→ **Seçilen metin**
++++++++++++++++++++

22 Kasım 2008 Cumartesi

ıssızlaşmak

proje ödev konularını hazırlamam, performans ödevlerini okumam ve sınav notlarını internete girmem gerek. bunların hiçbirini yapmasam bile gidip sevgilimle iki çift laflamam gerek. peki ben ne yapıyorum? Issız Adam'ı düşünüyorum, hala etkisinden kurtulamadım, resmen yemeden içmeden kesildim, izlediğimden beri iki kilo verdim. demin afişine bakarken bile gözlerim dolu dolu oldu, hemen kapattım resmi.
sadece bir kez daha fragmanını izleyip hemen bilgisayarı kapatacağım.
söz
söz
söz ...

20 Kasım 2008 Perşembe

ıssız ada'm, ıssız adam


Hande'yle akşamüstü buluşup Issız adam'a gittik. çıktığımızda ikimizde bir gariptik, çarpılmış gibi, büyülenmiş gibi, paramparça edilmiş gibi...
Film hakkında söyleyecek tek söz bulamıyorum, taksi dolmuştan yolun yarısında inip sahilde düşüne düşüne yürüdüm. o an şarap içmek istedim, sahilde soğukta oturup gökyüzüne bakarak şarap içmek istedim sadece. bir an her şey o kadar boş geldi işte...
istifamı verip taksim'e gitmeyi ve bütün sokakları dolaşmak istedim, gözlerim kapalı.
benim jenerasyonumun yakaladığı aşk ve ayrılık kavramına en çok yakıştırdığım filmler arasına girdi. (diğer ikisi ise "eternal sunshine of the spotless mind" ve "closer")
Çağan Irmak, napıyorsun sen bize ya?

++++++++++++++++++++

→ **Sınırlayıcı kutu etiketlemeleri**
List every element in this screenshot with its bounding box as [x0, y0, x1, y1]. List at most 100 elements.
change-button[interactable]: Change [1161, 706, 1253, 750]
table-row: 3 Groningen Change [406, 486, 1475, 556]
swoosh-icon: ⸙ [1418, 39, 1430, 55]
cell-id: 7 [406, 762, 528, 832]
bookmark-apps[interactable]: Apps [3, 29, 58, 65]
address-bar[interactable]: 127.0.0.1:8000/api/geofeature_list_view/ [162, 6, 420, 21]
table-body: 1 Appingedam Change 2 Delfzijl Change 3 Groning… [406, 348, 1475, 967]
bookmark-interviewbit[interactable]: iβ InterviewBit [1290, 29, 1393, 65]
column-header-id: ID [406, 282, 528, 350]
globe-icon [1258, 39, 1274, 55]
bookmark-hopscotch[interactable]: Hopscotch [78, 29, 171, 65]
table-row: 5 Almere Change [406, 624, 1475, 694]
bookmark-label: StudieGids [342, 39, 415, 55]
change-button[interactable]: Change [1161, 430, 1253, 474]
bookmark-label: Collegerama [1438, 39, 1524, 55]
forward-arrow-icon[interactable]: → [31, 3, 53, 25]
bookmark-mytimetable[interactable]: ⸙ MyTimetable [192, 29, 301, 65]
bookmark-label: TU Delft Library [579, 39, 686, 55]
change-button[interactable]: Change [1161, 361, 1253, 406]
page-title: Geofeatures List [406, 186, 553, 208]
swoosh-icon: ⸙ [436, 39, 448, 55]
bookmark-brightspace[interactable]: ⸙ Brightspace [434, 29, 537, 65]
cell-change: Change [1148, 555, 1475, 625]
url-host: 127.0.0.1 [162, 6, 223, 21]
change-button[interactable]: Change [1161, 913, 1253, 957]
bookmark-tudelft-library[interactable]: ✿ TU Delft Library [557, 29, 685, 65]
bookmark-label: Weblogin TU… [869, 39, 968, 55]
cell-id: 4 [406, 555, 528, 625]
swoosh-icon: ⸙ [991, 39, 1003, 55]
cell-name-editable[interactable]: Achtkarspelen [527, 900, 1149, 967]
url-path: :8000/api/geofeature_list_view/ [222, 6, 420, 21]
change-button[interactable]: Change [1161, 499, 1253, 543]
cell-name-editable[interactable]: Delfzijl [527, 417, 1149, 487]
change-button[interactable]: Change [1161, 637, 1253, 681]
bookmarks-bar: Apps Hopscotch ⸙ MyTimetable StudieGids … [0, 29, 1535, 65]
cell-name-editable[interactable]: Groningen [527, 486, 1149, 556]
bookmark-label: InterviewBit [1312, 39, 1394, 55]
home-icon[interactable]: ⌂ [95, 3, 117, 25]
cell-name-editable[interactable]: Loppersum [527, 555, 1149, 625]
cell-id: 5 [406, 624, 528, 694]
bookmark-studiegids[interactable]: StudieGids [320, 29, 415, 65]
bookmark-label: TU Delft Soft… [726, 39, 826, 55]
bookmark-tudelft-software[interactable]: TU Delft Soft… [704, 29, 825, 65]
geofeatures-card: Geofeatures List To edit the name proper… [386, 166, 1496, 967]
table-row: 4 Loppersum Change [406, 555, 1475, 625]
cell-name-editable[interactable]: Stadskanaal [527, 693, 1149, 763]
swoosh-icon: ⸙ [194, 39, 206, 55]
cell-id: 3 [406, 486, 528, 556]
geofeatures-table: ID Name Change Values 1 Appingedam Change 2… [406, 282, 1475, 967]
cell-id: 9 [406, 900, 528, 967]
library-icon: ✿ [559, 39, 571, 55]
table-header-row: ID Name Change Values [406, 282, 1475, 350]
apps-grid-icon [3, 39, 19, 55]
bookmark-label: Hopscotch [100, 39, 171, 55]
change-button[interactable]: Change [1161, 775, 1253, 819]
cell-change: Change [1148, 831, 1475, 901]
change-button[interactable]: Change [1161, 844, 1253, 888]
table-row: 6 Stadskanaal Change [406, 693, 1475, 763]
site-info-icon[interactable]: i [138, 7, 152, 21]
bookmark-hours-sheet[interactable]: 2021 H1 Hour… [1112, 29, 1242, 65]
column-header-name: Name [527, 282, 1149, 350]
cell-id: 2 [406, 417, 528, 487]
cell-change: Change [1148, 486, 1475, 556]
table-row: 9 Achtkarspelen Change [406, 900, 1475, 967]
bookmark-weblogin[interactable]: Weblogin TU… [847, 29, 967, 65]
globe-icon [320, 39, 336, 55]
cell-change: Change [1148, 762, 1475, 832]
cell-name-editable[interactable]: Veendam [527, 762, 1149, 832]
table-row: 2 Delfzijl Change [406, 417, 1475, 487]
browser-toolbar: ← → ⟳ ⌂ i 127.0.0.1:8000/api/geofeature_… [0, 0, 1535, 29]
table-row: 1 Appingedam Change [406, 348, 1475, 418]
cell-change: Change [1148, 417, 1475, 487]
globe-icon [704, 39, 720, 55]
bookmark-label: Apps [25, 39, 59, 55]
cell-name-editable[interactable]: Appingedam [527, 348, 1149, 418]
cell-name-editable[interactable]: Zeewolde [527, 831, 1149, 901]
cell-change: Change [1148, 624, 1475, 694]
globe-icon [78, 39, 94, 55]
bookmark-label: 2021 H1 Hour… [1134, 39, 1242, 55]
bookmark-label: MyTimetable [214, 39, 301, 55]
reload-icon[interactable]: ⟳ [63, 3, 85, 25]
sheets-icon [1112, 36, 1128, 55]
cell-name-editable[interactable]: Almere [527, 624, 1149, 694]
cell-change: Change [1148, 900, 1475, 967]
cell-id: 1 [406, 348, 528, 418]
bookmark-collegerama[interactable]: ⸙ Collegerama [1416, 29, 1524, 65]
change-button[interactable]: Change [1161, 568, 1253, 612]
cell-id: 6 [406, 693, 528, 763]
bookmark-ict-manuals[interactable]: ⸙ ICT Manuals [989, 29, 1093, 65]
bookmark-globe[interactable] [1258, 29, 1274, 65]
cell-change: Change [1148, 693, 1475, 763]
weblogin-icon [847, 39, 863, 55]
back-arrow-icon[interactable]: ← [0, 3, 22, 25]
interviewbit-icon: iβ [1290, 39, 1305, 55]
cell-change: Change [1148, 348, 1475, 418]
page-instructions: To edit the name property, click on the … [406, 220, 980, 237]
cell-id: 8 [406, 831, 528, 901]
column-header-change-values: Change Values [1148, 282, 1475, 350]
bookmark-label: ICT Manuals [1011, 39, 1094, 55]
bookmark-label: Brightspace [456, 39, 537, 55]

++++++++++++++++++++

→ **Görev listesi**
**A.** Seçilen metinde "ıssızlaşmak" ifadesinden başlayıp "paramparça edilmiş gibi..." ifadesi de dahil olmak üzere uzanan bölümü aynen tekrarlayın.
**B.** Kayıtların başındaki satırdan başlayıp "table-body: 1 Appingedam" ifadesini içeren satır da dahil olmak üzere uzanan satırları, boş satırları atlayarak, her satır için bir dize içeren bir JSON listesi olarak düzenleyin.
Metin ile kayıtlar birbirinden bağımsızdır.

→ **Görev yanıtları**
**A.**
ıssızlaşmak

proje ödev konularını hazırlamam, performans ödevlerini okumam ve sınav notlarını internete girmem gerek. bunların hiçbirini yapmasam bile gidip sevgilimle iki çift laflamam gerek. peki ben ne yapıyorum? Issız Adam'ı düşünüyorum, hala etkisinden kurtulamadım, resmen yemeden içmeden kesildim, izlediğimden beri iki kilo verdim. demin afişine bakarken bile gözlerim dolu dolu oldu, hemen kapattım resmi.
sadece bir kez daha fragmanını izleyip hemen bilgisayarı kapatacağım.
söz
söz
söz ...

20 Kasım 2008 Perşembe

ıssız ada'm, ıssız adam


Hande'yle akşamüstü buluşup Issız adam'a gittik. çıktığımızda ikimizde bir gariptik, çarpılmış gibi, büyülenmiş gibi, paramparça edilmiş gibi...

**B.**
[
  "List every element in this screenshot with its bounding box as [x0, y0, x1, y1]. List at most 100 elements.",
  "change-button[interactable]: Change [1161, 706, 1253, 750]",
  "table-row: 3 Groningen Change [406, 486, 1475, 556]",
  "swoosh-icon: ⸙ [1418, 39, 1430, 55]",
  "cell-id: 7 [406, 762, 528, 832]",
  "bookmark-apps[interactable]: Apps [3, 29, 58, 65]",
  "address-bar[interactable]: 127.0.0.1:8000/api/geofeature_list_view/ [162, 6, 420, 21]",
  "table-body: 1 Appingedam Change 2 Delfzijl Change 3 Groning… [406, 348, 1475, 967]"
]